◆ **Your objective**: Search the entries below. Return every line that has "Magnetic" in it.

-- start of Dataset excerpts --

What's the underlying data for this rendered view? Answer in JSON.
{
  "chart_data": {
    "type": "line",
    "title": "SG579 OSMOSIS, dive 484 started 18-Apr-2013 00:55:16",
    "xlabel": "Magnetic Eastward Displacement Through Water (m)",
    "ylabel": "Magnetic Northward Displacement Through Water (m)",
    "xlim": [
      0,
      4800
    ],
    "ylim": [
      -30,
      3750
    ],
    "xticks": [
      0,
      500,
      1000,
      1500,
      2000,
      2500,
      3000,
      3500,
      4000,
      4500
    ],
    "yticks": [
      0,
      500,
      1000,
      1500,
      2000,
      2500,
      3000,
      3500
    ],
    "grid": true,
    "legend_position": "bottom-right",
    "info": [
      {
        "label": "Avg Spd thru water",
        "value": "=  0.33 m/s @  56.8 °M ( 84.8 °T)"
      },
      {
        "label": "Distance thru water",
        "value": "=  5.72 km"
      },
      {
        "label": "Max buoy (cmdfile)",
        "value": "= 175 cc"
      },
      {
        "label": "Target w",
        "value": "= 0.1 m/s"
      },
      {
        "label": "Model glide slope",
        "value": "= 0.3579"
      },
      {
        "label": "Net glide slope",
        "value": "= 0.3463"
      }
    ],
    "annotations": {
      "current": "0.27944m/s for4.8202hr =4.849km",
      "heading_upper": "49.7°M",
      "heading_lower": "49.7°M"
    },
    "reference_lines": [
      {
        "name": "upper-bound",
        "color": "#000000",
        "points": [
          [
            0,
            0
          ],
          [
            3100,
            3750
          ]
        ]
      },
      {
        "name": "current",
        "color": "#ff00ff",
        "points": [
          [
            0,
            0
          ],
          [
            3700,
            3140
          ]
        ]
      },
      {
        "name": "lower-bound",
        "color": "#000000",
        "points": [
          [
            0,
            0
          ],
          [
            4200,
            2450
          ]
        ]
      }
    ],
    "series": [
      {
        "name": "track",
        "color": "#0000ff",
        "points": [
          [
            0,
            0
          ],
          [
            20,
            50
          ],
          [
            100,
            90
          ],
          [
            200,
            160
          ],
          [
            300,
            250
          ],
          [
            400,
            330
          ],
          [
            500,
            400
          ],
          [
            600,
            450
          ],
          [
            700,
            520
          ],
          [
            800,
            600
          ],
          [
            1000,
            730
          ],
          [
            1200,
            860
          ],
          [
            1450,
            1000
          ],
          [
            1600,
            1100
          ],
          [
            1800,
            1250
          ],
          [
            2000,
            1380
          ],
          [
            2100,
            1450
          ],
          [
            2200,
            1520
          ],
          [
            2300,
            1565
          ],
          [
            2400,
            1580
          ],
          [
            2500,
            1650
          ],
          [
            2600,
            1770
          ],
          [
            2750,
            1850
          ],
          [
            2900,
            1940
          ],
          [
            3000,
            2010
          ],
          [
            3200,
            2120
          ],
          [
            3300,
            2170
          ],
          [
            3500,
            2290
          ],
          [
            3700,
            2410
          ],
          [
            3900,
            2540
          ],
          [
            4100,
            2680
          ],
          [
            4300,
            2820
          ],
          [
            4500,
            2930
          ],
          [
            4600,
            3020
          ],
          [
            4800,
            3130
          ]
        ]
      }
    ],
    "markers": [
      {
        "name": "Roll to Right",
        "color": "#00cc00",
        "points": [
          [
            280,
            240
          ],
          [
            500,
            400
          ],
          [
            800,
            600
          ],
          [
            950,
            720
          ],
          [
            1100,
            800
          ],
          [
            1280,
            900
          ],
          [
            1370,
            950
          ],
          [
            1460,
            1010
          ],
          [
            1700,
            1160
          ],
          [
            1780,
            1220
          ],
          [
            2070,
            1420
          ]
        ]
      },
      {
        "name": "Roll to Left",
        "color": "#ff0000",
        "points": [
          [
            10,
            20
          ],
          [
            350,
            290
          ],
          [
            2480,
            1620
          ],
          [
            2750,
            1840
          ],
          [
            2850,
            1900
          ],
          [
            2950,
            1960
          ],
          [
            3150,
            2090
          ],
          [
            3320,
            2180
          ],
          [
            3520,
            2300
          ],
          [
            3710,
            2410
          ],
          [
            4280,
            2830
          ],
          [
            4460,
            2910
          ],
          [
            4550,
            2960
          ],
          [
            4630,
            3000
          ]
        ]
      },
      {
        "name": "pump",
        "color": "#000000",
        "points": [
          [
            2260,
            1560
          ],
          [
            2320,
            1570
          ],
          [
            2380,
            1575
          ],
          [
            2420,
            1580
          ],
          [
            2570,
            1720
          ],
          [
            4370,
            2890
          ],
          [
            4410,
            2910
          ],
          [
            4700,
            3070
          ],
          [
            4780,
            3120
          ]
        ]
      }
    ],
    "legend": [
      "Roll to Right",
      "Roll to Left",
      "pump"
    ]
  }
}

-- end of Dataset excerpts --

◆ **Finished exercise**:
    "xlabel": "Magnetic Eastward Displacement Through Water (m)",
    "ylabel": "Magnetic Northward Displacement Through Water (m)",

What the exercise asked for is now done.